Stored data entries:

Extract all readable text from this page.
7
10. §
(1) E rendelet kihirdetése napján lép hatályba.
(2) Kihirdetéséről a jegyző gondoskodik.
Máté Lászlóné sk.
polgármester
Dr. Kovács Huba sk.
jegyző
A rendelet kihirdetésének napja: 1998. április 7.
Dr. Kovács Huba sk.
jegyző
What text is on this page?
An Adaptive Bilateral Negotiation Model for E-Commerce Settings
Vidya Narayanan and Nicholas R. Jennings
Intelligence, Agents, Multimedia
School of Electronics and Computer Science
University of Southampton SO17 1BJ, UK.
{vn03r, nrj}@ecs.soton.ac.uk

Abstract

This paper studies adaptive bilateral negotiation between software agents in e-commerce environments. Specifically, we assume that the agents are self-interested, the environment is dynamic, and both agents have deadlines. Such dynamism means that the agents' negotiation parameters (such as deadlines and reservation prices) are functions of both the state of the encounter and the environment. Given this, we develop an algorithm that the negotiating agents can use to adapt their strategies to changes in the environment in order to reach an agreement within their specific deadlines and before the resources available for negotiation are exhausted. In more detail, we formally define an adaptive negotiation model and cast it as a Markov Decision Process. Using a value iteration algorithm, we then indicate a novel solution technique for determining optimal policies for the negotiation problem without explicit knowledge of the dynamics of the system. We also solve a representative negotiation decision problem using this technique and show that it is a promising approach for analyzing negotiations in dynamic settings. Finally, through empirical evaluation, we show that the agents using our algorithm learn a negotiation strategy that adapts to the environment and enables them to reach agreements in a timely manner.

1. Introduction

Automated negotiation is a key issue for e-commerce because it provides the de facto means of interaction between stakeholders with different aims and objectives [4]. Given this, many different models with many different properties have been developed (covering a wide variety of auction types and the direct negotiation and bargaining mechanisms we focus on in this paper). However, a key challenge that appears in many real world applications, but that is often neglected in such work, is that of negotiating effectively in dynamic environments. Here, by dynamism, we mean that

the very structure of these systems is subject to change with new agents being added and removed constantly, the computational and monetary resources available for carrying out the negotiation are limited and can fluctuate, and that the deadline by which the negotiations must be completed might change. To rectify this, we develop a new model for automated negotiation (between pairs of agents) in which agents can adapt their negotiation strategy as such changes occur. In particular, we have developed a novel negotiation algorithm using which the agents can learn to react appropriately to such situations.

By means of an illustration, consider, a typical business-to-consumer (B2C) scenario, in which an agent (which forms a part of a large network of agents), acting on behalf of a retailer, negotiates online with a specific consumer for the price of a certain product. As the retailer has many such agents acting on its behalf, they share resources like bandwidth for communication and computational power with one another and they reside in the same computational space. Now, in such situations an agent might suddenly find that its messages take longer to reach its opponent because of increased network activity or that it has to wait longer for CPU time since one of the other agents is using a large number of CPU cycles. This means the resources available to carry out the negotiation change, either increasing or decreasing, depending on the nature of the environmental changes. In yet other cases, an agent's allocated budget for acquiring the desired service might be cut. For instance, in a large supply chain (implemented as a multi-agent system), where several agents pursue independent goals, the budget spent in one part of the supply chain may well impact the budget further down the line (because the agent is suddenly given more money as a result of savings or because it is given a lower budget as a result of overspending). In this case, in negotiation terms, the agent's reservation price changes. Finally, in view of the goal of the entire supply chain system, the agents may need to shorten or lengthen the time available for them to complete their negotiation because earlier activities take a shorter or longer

[EXERCISE GOAL]: Return all of the entries word for word.

[WRITTEN SOLUTION]:
Extract all readable text from this page.
7
10. §
(1) E rendelet kihirdetése napján lép hatályba.
(2) Kihirdetéséről a jegyző gondoskodik.
Máté Lászlóné sk.
polgármester
Dr. Kovács Huba sk.
jegyző
A rendelet kihirdetésének napja: 1998. április 7.
Dr. Kovács Huba sk.
jegyző
What text is on this page?
An Adaptive Bilateral Negotiation Model for E-Commerce Settings
Vidya Narayanan and Nicholas R. Jennings
Intelligence, Agents, Multimedia
School of Electronics and Computer Science
University of Southampton SO17 1BJ, UK.
{vn03r, nrj}@ecs.soton.ac.uk

Abstract

This paper studies adaptive bilateral negotiation between software agents in e-commerce environments. Specifically, we assume that the agents are self-interested, the environment is dynamic, and both agents have deadlines. Such dynamism means that the agents' negotiation parameters (such as deadlines and reservation prices) are functions of both the state of the encounter and the environment. Given this, we develop an algorithm that the negotiating agents can use to adapt their strategies to changes in the environment in order to reach an agreement within their specific deadlines and before the resources available for negotiation are exhausted. In more detail, we formally define an adaptive negotiation model and cast it as a Markov Decision Process. Using a value iteration algorithm, we then indicate a novel solution technique for determining optimal policies for the negotiation problem without explicit knowledge of the dynamics of the system. We also solve a representative negotiation decision problem using this technique and show that it is a promising approach for analyzing negotiations in dynamic settings. Finally, through empirical evaluation, we show that the agents using our algorithm learn a negotiation strategy that adapts to the environment and enables them to reach agreements in a timely manner.

1. Introduction

Automated negotiation is a key issue for e-commerce because it provides the de facto means of interaction between stakeholders with different aims and objectives [4]. Given this, many different models with many different properties have been developed (covering a wide variety of auction types and the direct negotiation and bargaining mechanisms we focus on in this paper). However, a key challenge that appears in many real world applications, but that is often neglected in such work, is that of negotiating effectively in dynamic environments. Here, by dynamism, we mean that

the very structure of these systems is subject to change with new agents being added and removed constantly, the computational and monetary resources available for carrying out the negotiation are limited and can fluctuate, and that the deadline by which the negotiations must be completed might change. To rectify this, we develop a new model for automated negotiation (between pairs of agents) in which agents can adapt their negotiation strategy as such changes occur. In particular, we have developed a novel negotiation algorithm using which the agents can learn to react appropriately to such situations.

By means of an illustration, consider, a typical business-to-consumer (B2C) scenario, in which an agent (which forms a part of a large network of agents), acting on behalf of a retailer, negotiates online with a specific consumer for the price of a certain product. As the retailer has many such agents acting on its behalf, they share resources like bandwidth for communication and computational power with one another and they reside in the same computational space. Now, in such situations an agent might suddenly find that its messages take longer to reach its opponent because of increased network activity or that it has to wait longer for CPU time since one of the other agents is using a large number of CPU cycles. This means the resources available to carry out the negotiation change, either increasing or decreasing, depending on the nature of the environmental changes. In yet other cases, an agent's allocated budget for acquiring the desired service might be cut. For instance, in a large supply chain (implemented as a multi-agent system), where several agents pursue independent goals, the budget spent in one part of the supply chain may well impact the budget further down the line (because the agent is suddenly given more money as a result of savings or because it is given a lower budget as a result of overspending). In this case, in negotiation terms, the agent's reservation price changes. Finally, in view of the goal of the entire supply chain system, the agents may need to shorten or lengthen the time available for them to complete their negotiation because earlier activities take a shorter or longer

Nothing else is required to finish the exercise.